[START OF THE DATA]
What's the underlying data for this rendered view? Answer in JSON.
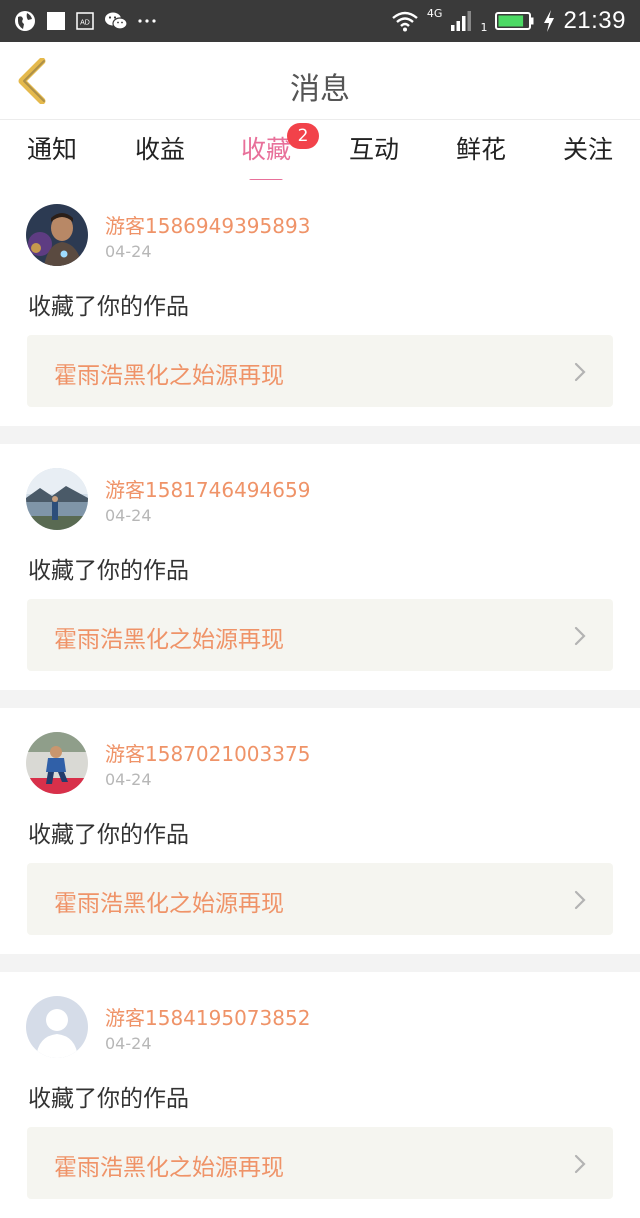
{
  "status_bar": {
    "time": "21:39",
    "network": "4G",
    "sim_slot": "1",
    "icons": [
      "globe-icon",
      "square-icon",
      "ad-icon",
      "wechat-icon",
      "more-dots-icon",
      "wifi-icon",
      "signal-icon",
      "battery-icon",
      "charging-icon"
    ],
    "battery_level": 0.85,
    "battery_color": "#4cd964"
  },
  "header": {
    "title": "消息",
    "back_icon": "back-chevron-icon",
    "back_color": "#e5b94c"
  },
  "tabs": [
    {
      "label": "通知",
      "active": false
    },
    {
      "label": "收益",
      "active": false
    },
    {
      "label": "收藏",
      "active": true,
      "badge": "2"
    },
    {
      "label": "互动",
      "active": false
    },
    {
      "label": "鲜花",
      "active": false
    },
    {
      "label": "关注",
      "active": false
    }
  ],
  "colors": {
    "accent": "#e8709a",
    "badge": "#f2424a",
    "username": "#ef9368",
    "date": "#b7b7b7",
    "work_box_bg": "#f5f5f0"
  },
  "notifications": [
    {
      "username": "游客1586949395893",
      "date": "04-24",
      "action": "收藏了你的作品",
      "work_title": "霍雨浩黑化之始源再现",
      "avatar": "avatar-superhero"
    },
    {
      "username": "游客1581746494659",
      "date": "04-24",
      "action": "收藏了你的作品",
      "work_title": "霍雨浩黑化之始源再现",
      "avatar": "avatar-lake"
    },
    {
      "username": "游客1587021003375",
      "date": "04-24",
      "action": "收藏了你的作品",
      "work_title": "霍雨浩黑化之始源再现",
      "avatar": "avatar-child"
    },
    {
      "username": "游客1584195073852",
      "date": "04-24",
      "action": "收藏了你的作品",
      "work_title": "霍雨浩黑化之始源再现",
      "avatar": "avatar-default"
    }
  ]
}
[END OF THE DATA]
TASK PROMPT
Set down the material exactly, every line of it, except for the pictures.

ANSWER
What's the underlying data for this rendered view? Answer in JSON.
{
  "status_bar": {
    "time": "21:39",
    "network": "4G",
    "sim_slot": "1",
    "icons": [
      "globe-icon",
      "square-icon",
      "ad-icon",
      "wechat-icon",
      "more-dots-icon",
      "wifi-icon",
      "signal-icon",
      "battery-icon",
      "charging-icon"
    ],
    "battery_level": 0.85,
    "battery_color": "#4cd964"
  },
  "header": {
    "title": "消息",
    "back_icon": "back-chevron-icon",
    "back_color": "#e5b94c"
  },
  "tabs": [
    {
      "label": "通知",
      "active": false
    },
    {
      "label": "收益",
      "active": false
    },
    {
      "label": "收藏",
      "active": true,
      "badge": "2"
    },
    {
      "label": "互动",
      "active": false
    },
    {
      "label": "鲜花",
      "active": false
    },
    {
      "label": "关注",
      "active": false
    }
  ],
  "colors": {
    "accent": "#e8709a",
    "badge": "#f2424a",
    "username": "#ef9368",
    "date": "#b7b7b7",
    "work_box_bg": "#f5f5f0"
  },
  "notifications": [
    {
      "username": "游客1586949395893",
      "date": "04-24",
      "action": "收藏了你的作品",
      "work_title": "霍雨浩黑化之始源再现",
      "avatar": "avatar-superhero"
    },
    {
      "username": "游客1581746494659",
      "date": "04-24",
      "action": "收藏了你的作品",
      "work_title": "霍雨浩黑化之始源再现",
      "avatar": "avatar-lake"
    },
    {
      "username": "游客1587021003375",
      "date": "04-24",
      "action": "收藏了你的作品",
      "work_title": "霍雨浩黑化之始源再现",
      "avatar": "avatar-child"
    },
    {
      "username": "游客1584195073852",
      "date": "04-24",
      "action": "收藏了你的作品",
      "work_title": "霍雨浩黑化之始源再现",
      "avatar": "avatar-default"
    }
  ]
}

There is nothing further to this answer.